WHAT THE EXERCISE ASKS
Among the entries that follow, tally the lines with the string "alarms". Give no more than the number.

Collection entries:
------------------------------------------------
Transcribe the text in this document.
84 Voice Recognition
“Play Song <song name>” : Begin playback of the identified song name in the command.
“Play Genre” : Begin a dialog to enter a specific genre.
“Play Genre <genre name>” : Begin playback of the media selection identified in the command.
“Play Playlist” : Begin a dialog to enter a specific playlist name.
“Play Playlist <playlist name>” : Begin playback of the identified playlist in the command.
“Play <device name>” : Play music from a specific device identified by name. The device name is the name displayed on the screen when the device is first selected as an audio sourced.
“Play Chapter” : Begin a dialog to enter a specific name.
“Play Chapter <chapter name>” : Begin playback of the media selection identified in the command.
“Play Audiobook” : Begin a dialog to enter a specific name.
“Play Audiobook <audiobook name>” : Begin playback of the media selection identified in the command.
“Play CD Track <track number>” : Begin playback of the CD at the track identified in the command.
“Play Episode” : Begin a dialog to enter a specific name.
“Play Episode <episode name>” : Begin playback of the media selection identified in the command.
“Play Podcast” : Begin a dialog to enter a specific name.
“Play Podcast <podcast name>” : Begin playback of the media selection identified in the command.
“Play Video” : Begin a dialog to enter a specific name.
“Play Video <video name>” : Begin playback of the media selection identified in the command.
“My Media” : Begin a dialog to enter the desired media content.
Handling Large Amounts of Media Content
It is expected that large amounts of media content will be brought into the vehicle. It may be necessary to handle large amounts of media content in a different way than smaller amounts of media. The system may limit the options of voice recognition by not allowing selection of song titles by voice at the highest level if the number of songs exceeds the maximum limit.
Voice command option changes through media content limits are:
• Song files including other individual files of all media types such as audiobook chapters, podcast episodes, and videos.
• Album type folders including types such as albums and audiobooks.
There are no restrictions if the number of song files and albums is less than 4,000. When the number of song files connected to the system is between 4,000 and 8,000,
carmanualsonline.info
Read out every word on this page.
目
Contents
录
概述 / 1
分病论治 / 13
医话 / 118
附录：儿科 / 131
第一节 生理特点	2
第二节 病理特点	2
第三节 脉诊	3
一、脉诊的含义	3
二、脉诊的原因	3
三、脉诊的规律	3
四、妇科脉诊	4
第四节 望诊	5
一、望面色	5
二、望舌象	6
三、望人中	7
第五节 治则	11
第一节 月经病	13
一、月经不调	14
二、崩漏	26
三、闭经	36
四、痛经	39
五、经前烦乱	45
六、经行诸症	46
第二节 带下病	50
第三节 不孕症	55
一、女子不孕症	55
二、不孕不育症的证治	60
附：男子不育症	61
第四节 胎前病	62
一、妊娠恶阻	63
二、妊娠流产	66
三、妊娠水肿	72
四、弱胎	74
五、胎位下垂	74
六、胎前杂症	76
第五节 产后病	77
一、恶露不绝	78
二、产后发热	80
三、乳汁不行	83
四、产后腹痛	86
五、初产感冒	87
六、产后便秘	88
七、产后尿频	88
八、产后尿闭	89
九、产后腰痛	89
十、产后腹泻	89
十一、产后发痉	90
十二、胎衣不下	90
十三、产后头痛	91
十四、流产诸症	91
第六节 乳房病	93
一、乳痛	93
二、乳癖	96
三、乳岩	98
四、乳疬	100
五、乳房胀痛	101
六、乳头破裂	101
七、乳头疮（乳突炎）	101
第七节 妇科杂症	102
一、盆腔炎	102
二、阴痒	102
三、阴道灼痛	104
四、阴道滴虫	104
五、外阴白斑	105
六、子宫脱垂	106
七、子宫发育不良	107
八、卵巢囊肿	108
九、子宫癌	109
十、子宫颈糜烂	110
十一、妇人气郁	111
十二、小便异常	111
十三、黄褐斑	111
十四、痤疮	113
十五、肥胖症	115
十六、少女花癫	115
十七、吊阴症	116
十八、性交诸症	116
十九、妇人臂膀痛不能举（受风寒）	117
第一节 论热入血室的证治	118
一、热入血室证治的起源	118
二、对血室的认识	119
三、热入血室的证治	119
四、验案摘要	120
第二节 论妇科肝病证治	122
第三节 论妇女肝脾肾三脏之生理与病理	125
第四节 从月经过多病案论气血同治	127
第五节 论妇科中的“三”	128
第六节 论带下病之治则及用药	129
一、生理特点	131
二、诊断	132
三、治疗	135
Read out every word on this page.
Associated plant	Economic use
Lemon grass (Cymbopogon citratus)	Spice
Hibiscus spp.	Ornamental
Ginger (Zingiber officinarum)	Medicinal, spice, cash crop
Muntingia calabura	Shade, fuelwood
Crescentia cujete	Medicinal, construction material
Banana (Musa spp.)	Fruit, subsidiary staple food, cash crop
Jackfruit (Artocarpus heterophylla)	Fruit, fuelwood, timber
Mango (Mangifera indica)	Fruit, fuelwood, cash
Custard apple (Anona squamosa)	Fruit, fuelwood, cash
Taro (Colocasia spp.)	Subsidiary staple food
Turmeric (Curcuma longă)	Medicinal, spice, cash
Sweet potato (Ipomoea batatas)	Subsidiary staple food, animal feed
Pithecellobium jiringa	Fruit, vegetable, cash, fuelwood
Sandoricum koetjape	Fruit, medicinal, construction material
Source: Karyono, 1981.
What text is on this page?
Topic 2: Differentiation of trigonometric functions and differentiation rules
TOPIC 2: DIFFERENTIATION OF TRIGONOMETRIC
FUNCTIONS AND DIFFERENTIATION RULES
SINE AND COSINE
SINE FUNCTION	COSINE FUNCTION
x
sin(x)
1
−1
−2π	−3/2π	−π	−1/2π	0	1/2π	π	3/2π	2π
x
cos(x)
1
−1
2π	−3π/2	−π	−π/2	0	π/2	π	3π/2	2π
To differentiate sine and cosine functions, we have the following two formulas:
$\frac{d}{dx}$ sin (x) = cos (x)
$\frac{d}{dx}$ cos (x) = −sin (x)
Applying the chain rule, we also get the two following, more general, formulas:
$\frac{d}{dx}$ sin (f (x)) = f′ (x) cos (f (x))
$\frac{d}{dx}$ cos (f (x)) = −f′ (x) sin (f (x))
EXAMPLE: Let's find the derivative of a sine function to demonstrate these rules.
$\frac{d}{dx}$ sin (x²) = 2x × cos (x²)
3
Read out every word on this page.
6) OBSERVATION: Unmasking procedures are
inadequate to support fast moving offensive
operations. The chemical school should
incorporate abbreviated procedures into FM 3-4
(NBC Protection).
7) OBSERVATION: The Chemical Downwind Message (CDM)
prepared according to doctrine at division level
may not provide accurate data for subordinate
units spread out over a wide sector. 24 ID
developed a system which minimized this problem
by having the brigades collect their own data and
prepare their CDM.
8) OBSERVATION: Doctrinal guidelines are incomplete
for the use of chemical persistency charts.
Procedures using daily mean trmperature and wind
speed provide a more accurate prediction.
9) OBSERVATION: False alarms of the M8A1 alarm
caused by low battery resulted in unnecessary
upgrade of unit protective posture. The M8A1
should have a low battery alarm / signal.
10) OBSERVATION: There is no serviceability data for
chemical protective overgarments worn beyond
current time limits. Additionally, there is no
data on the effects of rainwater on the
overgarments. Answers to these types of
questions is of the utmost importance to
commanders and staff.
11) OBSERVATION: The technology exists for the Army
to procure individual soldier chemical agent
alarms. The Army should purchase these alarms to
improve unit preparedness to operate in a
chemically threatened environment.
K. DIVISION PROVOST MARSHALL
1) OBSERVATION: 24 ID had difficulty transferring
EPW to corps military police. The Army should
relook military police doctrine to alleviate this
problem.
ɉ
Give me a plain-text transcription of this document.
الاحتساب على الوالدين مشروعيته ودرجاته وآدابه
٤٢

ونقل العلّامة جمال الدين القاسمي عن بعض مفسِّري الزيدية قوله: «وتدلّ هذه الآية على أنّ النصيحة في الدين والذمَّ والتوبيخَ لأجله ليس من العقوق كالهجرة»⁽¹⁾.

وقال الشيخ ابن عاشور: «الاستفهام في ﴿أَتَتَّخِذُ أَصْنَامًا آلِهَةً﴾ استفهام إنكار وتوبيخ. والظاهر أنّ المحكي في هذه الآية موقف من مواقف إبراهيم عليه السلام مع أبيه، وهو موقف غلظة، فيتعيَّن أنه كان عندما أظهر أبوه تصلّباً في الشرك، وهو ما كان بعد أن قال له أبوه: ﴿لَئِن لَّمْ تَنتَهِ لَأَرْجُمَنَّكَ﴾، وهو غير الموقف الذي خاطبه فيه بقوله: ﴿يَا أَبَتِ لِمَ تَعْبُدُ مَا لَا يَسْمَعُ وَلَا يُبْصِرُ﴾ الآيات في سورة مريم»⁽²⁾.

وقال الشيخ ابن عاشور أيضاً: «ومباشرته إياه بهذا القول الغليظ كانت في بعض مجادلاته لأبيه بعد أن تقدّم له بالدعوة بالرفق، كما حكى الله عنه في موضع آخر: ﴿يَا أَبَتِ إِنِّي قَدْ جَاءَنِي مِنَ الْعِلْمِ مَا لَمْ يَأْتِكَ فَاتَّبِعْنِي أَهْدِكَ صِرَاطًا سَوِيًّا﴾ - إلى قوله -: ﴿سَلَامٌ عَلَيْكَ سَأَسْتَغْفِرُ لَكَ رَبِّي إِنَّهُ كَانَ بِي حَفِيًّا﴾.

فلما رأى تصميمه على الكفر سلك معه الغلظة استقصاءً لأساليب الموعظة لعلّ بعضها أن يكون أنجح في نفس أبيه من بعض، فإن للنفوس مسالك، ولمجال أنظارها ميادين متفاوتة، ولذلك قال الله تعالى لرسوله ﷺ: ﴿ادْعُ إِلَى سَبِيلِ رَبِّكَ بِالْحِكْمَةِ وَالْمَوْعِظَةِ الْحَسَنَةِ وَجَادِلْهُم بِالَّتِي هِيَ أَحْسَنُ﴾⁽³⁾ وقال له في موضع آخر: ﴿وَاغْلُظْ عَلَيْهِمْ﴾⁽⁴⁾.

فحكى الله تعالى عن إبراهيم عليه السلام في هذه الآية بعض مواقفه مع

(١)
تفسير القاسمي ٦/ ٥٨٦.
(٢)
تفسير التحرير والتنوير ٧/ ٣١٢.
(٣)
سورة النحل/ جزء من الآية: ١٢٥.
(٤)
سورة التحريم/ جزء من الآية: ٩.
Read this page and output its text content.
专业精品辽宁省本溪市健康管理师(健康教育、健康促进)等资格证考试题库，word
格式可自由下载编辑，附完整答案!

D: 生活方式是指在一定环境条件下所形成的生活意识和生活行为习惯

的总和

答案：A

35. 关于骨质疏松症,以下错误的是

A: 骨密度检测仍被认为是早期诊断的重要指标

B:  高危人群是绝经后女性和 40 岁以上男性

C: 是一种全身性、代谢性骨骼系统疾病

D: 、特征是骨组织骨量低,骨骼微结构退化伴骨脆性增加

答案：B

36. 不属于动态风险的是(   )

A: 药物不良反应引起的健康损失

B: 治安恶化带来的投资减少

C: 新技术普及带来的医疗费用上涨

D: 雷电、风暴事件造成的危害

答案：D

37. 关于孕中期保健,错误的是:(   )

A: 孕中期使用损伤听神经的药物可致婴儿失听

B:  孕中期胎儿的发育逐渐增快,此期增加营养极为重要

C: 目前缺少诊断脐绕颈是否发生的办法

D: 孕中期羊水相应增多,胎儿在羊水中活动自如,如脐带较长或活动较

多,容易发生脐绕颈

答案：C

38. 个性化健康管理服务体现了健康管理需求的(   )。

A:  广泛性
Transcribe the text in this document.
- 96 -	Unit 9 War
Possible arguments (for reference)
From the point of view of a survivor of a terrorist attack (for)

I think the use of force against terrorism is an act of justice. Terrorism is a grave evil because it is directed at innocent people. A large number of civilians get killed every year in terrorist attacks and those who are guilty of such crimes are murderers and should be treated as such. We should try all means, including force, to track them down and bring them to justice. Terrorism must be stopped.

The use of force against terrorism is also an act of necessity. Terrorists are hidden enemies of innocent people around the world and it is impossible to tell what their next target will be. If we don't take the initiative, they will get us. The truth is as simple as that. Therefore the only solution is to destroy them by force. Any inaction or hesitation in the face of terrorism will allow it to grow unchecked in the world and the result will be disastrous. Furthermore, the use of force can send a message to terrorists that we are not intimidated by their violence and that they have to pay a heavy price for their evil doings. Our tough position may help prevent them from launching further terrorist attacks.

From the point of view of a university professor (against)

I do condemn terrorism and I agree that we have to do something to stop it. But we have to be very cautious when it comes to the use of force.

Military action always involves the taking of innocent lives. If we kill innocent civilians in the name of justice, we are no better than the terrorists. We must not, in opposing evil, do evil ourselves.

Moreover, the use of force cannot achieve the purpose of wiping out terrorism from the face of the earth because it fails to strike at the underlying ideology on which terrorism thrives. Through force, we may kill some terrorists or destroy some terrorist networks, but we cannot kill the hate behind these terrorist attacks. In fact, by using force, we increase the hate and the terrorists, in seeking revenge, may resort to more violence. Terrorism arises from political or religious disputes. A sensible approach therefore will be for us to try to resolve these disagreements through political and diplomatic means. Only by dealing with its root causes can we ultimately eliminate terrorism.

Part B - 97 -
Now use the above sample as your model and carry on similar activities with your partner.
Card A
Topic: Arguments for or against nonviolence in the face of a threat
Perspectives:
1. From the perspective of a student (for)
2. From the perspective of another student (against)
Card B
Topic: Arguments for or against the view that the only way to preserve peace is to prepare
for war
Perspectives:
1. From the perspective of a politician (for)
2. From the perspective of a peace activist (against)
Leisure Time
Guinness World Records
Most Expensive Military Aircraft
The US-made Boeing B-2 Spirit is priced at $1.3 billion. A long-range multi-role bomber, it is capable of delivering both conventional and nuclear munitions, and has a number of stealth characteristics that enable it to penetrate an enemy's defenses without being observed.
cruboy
------------------------------------------------
PROBLEM SOLUTION
2